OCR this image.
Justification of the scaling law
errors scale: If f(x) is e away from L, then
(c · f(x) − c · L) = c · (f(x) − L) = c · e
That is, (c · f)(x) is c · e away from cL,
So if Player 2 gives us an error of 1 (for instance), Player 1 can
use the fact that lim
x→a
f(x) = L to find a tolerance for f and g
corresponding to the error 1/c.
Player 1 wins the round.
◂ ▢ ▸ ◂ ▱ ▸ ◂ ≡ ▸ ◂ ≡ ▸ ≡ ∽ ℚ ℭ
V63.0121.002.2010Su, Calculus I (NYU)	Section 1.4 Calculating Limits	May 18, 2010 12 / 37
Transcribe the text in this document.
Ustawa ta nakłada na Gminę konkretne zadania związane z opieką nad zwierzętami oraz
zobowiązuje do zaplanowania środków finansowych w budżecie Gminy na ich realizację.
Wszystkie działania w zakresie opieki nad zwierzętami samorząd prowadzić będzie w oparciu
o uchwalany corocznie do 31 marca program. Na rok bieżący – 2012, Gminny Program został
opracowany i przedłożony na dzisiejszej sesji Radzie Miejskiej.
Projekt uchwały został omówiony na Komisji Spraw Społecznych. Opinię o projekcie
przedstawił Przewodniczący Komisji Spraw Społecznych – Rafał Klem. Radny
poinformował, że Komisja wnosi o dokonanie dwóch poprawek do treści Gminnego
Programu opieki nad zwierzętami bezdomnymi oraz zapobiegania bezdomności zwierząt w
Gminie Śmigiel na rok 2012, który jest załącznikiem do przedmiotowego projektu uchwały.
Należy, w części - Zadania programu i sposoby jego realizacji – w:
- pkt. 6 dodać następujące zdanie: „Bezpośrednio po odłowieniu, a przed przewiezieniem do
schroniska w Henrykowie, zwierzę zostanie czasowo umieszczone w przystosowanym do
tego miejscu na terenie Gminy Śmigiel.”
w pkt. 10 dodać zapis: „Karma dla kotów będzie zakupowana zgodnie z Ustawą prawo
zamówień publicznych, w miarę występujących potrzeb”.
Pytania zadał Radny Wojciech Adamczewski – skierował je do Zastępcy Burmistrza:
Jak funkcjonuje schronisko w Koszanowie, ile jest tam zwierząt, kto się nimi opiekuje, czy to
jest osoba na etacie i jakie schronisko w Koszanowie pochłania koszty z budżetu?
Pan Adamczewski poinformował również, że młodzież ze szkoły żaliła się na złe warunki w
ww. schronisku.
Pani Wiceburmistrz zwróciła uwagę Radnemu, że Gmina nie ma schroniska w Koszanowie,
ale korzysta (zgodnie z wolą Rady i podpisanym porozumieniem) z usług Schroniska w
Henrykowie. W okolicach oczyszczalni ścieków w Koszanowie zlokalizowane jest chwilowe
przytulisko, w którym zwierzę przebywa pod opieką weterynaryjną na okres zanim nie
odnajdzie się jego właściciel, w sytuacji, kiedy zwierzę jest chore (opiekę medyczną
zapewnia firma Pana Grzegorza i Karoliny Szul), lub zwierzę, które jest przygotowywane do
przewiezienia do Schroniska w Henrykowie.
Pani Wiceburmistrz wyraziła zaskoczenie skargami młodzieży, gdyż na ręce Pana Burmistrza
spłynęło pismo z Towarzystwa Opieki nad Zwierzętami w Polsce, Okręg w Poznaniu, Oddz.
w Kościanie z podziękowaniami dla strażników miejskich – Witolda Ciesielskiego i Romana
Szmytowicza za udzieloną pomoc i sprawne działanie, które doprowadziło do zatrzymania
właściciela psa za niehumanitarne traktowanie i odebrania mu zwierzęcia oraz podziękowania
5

* **DIRECTIVE**
Copy each line of the records above that carries the word "Henrykowie".

* **RESULT OF THE TASK**
schroniska w Henrykowie, zwierzę zostanie czasowo umieszczone w przystosowanym do
Henrykowie. W okolicach oczyszczalni ścieków w Koszanowie zlokalizowane jest chwilowe
przewiezienia do Schroniska w Henrykowie.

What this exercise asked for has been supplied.